**Required work**
Work out how many lines in the entries contain the string "különböző", and give nothing but that number.

★ ★ ★ ★

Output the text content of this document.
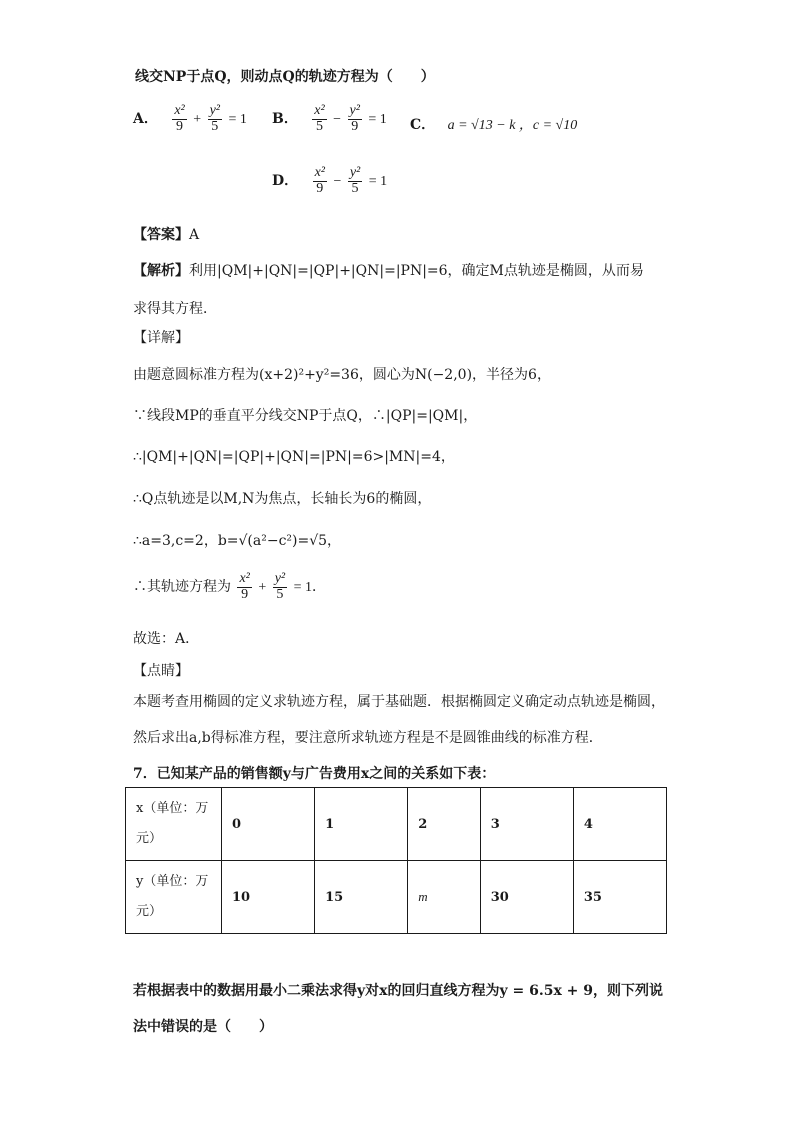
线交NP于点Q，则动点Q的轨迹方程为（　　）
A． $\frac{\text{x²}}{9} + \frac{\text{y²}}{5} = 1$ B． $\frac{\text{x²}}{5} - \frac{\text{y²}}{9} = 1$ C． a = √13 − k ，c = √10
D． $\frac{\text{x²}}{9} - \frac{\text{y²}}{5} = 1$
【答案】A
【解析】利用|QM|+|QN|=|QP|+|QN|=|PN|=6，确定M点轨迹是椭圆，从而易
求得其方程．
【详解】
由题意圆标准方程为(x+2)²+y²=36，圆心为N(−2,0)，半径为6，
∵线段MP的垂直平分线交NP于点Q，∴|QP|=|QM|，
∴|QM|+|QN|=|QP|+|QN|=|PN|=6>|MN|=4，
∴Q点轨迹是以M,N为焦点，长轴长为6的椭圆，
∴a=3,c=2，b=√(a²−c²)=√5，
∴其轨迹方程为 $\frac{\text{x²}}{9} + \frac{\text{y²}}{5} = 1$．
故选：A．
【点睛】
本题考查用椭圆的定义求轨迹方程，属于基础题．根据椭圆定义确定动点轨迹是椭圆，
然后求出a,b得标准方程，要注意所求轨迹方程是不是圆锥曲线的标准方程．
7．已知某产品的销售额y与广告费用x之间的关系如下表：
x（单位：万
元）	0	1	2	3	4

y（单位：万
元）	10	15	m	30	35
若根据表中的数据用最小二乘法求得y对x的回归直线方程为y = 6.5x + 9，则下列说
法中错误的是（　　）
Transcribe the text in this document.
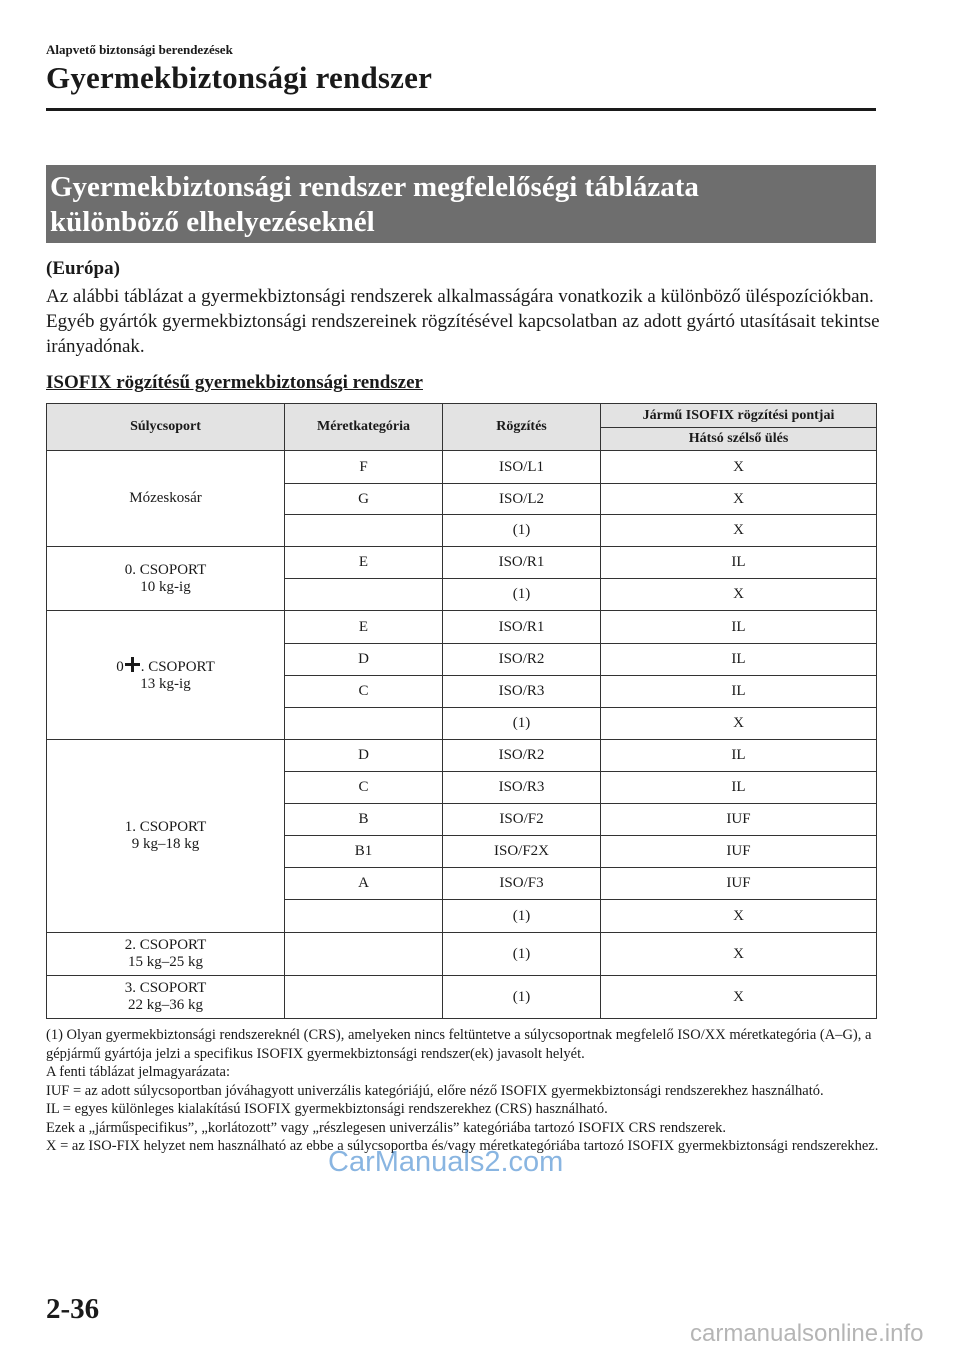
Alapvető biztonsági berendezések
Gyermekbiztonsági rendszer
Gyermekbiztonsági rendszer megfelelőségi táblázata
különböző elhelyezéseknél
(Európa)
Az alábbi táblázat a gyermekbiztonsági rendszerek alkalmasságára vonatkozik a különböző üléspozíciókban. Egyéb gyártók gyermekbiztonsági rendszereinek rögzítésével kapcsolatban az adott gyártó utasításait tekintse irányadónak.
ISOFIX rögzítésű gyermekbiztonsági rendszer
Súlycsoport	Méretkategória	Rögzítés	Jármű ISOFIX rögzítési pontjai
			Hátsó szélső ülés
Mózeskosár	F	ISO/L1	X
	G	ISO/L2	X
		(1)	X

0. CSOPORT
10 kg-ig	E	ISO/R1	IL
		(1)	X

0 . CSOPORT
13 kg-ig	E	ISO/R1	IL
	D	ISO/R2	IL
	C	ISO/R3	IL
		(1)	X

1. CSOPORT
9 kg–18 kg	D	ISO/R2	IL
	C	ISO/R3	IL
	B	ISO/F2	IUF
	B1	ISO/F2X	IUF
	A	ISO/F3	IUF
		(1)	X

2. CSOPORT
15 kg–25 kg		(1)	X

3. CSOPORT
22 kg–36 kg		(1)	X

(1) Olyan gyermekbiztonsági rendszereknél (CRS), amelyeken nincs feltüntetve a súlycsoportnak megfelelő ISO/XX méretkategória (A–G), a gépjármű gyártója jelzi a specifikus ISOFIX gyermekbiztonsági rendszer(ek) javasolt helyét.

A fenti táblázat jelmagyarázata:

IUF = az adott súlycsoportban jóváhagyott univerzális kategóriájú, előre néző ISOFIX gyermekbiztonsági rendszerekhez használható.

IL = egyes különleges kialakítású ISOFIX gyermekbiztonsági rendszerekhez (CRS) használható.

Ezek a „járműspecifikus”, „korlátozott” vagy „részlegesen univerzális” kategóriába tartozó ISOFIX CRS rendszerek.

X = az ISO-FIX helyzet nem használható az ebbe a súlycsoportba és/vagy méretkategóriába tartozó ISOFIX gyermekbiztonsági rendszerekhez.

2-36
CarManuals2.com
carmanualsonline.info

★ ★ ★ ★

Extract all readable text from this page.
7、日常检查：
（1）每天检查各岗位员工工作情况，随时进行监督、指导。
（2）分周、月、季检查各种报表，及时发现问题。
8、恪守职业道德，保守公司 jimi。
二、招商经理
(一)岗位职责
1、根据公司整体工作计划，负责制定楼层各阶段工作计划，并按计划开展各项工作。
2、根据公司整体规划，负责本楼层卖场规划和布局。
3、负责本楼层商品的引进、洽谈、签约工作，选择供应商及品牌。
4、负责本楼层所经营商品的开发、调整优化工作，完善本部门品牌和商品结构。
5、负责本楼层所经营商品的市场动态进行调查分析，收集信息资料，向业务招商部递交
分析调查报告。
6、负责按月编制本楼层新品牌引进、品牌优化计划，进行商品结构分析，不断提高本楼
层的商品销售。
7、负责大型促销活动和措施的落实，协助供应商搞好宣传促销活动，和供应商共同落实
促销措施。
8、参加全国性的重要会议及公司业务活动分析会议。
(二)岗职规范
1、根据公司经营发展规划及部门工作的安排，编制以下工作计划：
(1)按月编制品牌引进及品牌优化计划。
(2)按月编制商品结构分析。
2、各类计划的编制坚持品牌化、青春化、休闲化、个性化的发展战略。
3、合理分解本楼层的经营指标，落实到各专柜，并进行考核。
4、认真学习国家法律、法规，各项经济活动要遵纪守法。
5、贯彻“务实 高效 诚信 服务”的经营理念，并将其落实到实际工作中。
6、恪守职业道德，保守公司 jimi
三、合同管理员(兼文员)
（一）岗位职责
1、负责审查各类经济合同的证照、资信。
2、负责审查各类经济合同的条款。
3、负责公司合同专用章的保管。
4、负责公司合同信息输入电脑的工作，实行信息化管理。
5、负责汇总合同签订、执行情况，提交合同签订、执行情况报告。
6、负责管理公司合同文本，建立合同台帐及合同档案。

★ ★ ★ ★

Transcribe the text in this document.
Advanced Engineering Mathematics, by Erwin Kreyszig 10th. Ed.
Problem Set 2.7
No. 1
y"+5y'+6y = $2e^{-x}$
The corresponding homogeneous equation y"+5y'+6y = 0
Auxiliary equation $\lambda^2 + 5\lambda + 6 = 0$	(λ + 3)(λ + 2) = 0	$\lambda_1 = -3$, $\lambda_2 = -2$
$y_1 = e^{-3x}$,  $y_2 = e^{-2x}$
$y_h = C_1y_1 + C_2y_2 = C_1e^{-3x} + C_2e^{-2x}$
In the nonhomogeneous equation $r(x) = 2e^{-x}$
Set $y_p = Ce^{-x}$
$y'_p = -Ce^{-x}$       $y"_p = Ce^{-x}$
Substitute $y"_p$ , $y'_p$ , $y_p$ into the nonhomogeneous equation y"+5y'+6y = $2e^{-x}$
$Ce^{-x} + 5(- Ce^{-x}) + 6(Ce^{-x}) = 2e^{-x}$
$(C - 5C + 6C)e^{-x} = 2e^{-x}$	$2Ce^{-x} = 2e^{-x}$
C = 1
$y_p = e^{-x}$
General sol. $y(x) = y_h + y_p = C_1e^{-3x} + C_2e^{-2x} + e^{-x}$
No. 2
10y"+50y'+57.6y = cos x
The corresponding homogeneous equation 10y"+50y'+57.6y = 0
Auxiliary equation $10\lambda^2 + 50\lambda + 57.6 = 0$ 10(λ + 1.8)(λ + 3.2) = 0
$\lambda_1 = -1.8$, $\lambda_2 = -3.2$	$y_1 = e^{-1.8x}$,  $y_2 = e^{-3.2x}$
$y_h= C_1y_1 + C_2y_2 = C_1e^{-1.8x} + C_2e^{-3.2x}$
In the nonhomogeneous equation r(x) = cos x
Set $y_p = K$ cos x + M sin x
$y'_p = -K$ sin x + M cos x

★ ★ ★ ★

**Complete output**
2